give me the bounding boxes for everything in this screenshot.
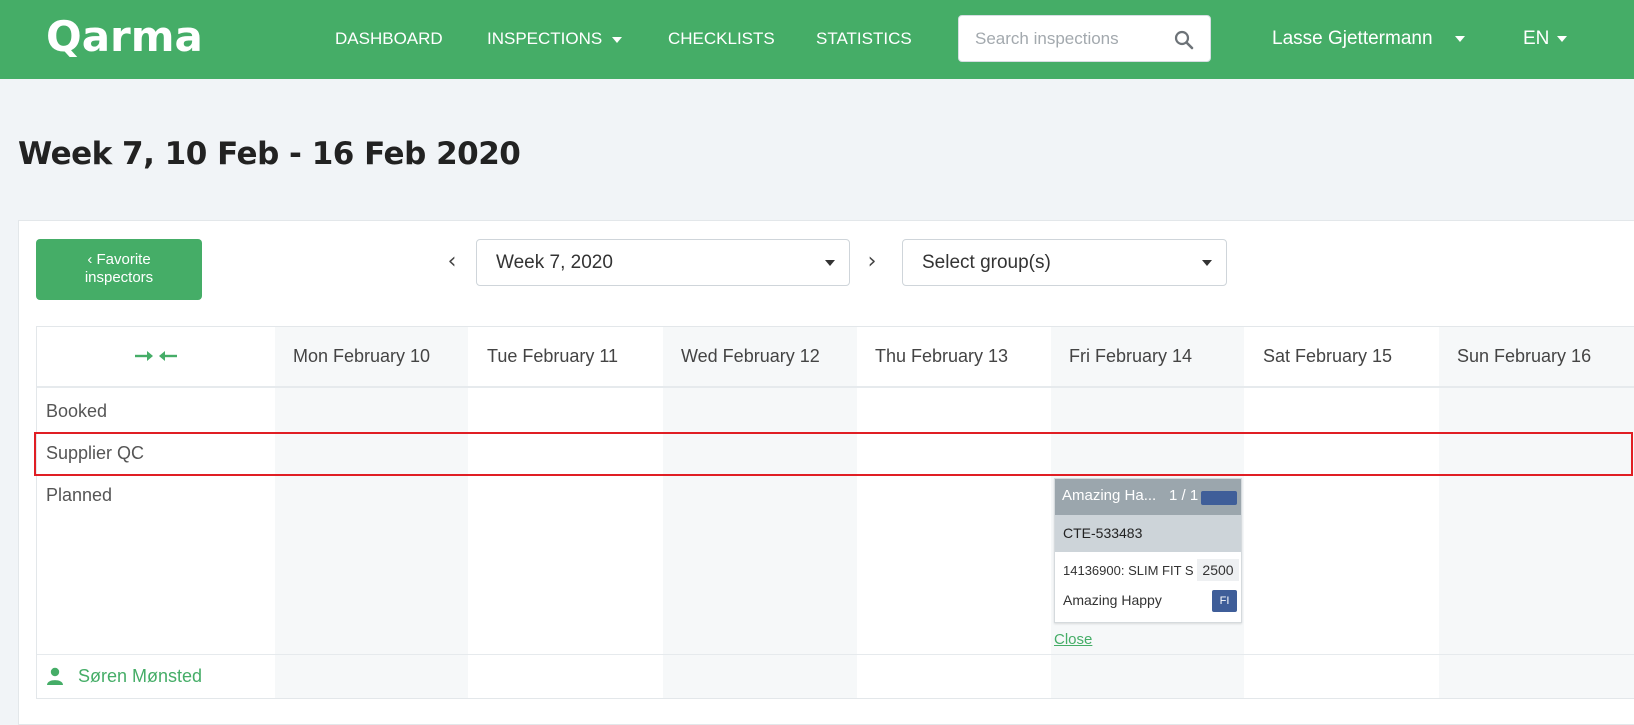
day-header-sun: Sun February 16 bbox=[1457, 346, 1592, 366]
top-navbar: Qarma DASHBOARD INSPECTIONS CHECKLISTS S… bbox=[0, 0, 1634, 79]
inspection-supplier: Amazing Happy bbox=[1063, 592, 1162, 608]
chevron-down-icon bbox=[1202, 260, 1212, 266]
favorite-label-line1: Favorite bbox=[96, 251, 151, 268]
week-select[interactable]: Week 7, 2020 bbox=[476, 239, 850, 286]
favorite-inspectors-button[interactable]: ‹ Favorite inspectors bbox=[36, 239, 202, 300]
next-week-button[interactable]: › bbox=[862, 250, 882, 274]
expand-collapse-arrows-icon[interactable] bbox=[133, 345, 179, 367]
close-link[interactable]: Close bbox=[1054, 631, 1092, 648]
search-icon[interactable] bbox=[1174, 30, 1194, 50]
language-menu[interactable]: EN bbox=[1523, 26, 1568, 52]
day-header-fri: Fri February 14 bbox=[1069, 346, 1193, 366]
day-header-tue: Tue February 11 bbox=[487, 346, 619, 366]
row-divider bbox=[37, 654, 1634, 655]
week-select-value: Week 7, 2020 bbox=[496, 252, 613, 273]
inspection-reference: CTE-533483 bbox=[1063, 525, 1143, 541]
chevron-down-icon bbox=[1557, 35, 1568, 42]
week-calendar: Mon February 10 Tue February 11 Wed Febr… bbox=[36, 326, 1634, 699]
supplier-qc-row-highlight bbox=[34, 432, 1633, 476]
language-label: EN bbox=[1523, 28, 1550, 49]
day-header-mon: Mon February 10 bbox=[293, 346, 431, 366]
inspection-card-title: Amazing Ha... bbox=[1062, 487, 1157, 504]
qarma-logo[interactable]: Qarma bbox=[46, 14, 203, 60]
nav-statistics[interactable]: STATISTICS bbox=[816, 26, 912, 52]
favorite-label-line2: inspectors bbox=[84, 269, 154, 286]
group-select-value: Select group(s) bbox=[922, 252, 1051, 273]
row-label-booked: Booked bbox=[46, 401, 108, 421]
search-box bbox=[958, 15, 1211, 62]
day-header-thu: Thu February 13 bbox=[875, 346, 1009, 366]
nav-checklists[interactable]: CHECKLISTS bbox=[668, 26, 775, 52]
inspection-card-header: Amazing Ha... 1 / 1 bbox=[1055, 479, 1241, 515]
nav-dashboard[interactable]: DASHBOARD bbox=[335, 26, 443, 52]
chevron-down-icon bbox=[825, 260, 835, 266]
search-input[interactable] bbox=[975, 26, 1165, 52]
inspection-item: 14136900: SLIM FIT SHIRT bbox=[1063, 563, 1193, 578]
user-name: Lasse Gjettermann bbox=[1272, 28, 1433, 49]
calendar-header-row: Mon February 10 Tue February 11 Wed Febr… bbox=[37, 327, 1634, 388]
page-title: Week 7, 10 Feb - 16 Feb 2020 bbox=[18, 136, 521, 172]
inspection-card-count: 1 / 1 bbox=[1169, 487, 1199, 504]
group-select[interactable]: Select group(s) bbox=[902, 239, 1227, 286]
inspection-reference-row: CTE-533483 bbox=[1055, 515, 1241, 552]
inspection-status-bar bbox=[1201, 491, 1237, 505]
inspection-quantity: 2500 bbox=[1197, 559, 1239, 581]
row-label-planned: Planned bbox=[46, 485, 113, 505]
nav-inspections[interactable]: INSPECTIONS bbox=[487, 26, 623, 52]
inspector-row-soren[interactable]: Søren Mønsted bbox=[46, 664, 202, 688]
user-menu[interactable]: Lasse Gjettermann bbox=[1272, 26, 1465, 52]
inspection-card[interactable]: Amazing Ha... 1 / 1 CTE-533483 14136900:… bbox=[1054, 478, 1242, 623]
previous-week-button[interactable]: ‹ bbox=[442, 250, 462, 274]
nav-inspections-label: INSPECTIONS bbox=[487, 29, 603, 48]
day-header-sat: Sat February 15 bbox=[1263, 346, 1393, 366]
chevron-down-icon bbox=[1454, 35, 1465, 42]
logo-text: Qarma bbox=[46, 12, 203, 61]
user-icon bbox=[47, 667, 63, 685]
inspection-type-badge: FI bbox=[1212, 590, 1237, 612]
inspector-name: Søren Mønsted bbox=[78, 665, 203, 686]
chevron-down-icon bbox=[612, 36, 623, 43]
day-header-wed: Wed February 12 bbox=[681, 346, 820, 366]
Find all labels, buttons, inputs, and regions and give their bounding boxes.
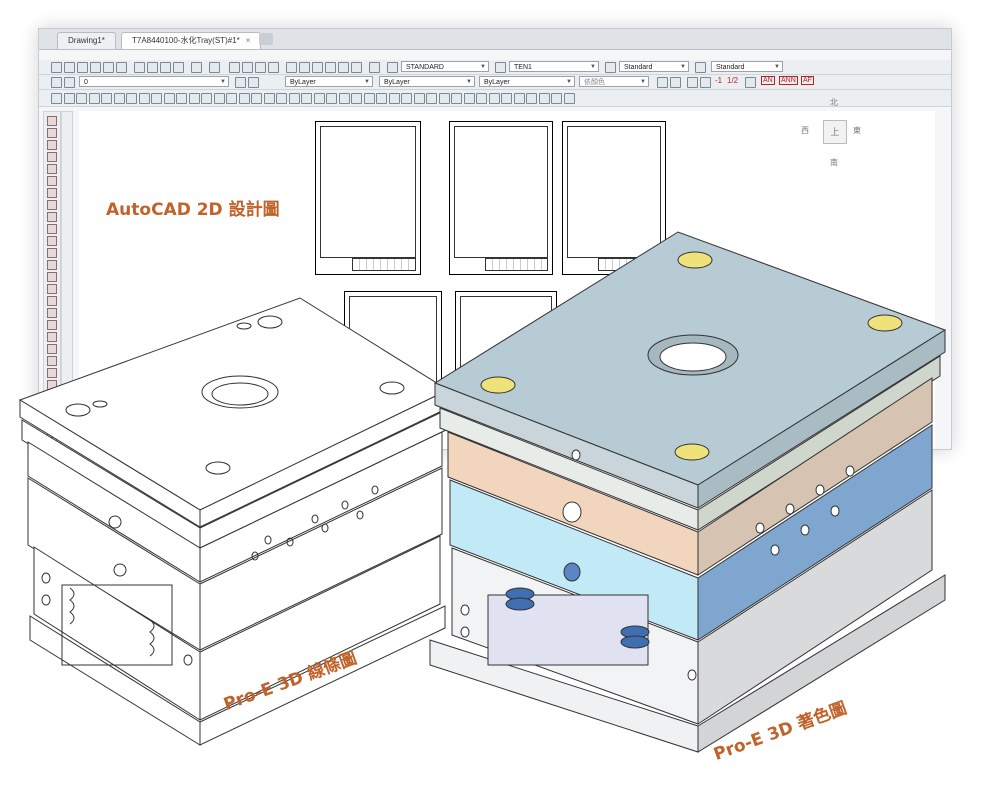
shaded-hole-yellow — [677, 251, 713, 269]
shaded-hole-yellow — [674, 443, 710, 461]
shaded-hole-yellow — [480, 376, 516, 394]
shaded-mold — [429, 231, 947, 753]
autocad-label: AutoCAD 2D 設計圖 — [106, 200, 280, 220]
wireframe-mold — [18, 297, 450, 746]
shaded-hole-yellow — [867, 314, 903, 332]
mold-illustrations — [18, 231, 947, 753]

------

# [Task description]
Reproduce every line above exactly as it appears, leaving the pictures out of your copy.

# [Written answer]
give me the bounding boxes for everything in this screenshot.
day-header-sun: Sun February 16 bbox=[1457, 346, 1592, 366]
top-navbar: Qarma DASHBOARD INSPECTIONS CHECKLISTS S… bbox=[0, 0, 1634, 79]
inspection-supplier: Amazing Happy bbox=[1063, 592, 1162, 608]
chevron-down-icon bbox=[1202, 260, 1212, 266]
favorite-label-line1: Favorite bbox=[96, 251, 151, 268]
week-select[interactable]: Week 7, 2020 bbox=[476, 239, 850, 286]
favorite-inspectors-button[interactable]: ‹ Favorite inspectors bbox=[36, 239, 202, 300]
next-week-button[interactable]: › bbox=[862, 250, 882, 274]
expand-collapse-arrows-icon[interactable] bbox=[133, 345, 179, 367]
close-link[interactable]: Close bbox=[1054, 631, 1092, 648]
search-icon[interactable] bbox=[1174, 30, 1194, 50]
language-menu[interactable]: EN bbox=[1523, 26, 1568, 52]
day-header-fri: Fri February 14 bbox=[1069, 346, 1193, 366]
day-header-tue: Tue February 11 bbox=[487, 346, 619, 366]
row-divider bbox=[37, 654, 1634, 655]
week-select-value: Week 7, 2020 bbox=[496, 252, 613, 273]
inspection-reference: CTE-533483 bbox=[1063, 525, 1143, 541]
chevron-down-icon bbox=[1557, 35, 1568, 42]
week-calendar: Mon February 10 Tue February 11 Wed Febr… bbox=[36, 326, 1634, 699]
supplier-qc-row-highlight bbox=[34, 432, 1633, 476]
language-label: EN bbox=[1523, 28, 1550, 49]
day-header-mon: Mon February 10 bbox=[293, 346, 431, 366]
inspection-card-title: Amazing Ha... bbox=[1062, 487, 1157, 504]
qarma-logo[interactable]: Qarma bbox=[46, 14, 203, 60]
nav-statistics[interactable]: STATISTICS bbox=[816, 26, 912, 52]
favorite-label-line2: inspectors bbox=[84, 269, 154, 286]
group-select-value: Select group(s) bbox=[922, 252, 1051, 273]
row-label-booked: Booked bbox=[46, 401, 108, 421]
search-box bbox=[958, 15, 1211, 62]
day-header-thu: Thu February 13 bbox=[875, 346, 1009, 366]
nav-checklists[interactable]: CHECKLISTS bbox=[668, 26, 775, 52]
inspection-card-header: Amazing Ha... 1 / 1 bbox=[1055, 479, 1241, 515]
nav-dashboard[interactable]: DASHBOARD bbox=[335, 26, 443, 52]
chevron-down-icon bbox=[825, 260, 835, 266]
search-input[interactable] bbox=[975, 26, 1165, 52]
inspection-item: 14136900: SLIM FIT SHIRT bbox=[1063, 563, 1193, 578]
user-name: Lasse Gjettermann bbox=[1272, 28, 1433, 49]
calendar-header-row: Mon February 10 Tue February 11 Wed Febr… bbox=[37, 327, 1634, 388]
page-title: Week 7, 10 Feb - 16 Feb 2020 bbox=[18, 136, 521, 172]
inspection-card-count: 1 / 1 bbox=[1169, 487, 1199, 504]
group-select[interactable]: Select group(s) bbox=[902, 239, 1227, 286]
inspection-reference-row: CTE-533483 bbox=[1055, 515, 1241, 552]
inspection-status-bar bbox=[1201, 491, 1237, 505]
inspection-quantity: 2500 bbox=[1197, 559, 1239, 581]
row-label-planned: Planned bbox=[46, 485, 113, 505]
nav-inspections[interactable]: INSPECTIONS bbox=[487, 26, 623, 52]
inspector-row-soren[interactable]: Søren Mønsted bbox=[46, 664, 202, 688]
user-menu[interactable]: Lasse Gjettermann bbox=[1272, 26, 1465, 52]
inspection-card[interactable]: Amazing Ha... 1 / 1 CTE-533483 14136900:… bbox=[1054, 478, 1242, 623]
previous-week-button[interactable]: ‹ bbox=[442, 250, 462, 274]
nav-inspections-label: INSPECTIONS bbox=[487, 29, 603, 48]
day-header-sat: Sat February 15 bbox=[1263, 346, 1393, 366]
chevron-down-icon bbox=[1454, 35, 1465, 42]
logo-text: Qarma bbox=[46, 12, 203, 61]
user-icon bbox=[47, 667, 63, 685]
inspection-type-badge: FI bbox=[1212, 590, 1237, 612]
inspector-name: Søren Mønsted bbox=[78, 665, 203, 686]
chevron-down-icon bbox=[612, 36, 623, 43]
day-header-wed: Wed February 12 bbox=[681, 346, 820, 366]
Find all labels, buttons, inputs, and regions and give their bounding boxes.
shaded-hole-yellow — [677, 251, 713, 269]
shaded-hole-yellow — [674, 443, 710, 461]
shaded-hole-yellow — [480, 376, 516, 394]
shaded-mold — [429, 231, 947, 753]
autocad-label: AutoCAD 2D 設計圖 — [106, 200, 280, 220]
wireframe-mold — [18, 297, 450, 746]
shaded-hole-yellow — [867, 314, 903, 332]
mold-illustrations — [18, 231, 947, 753]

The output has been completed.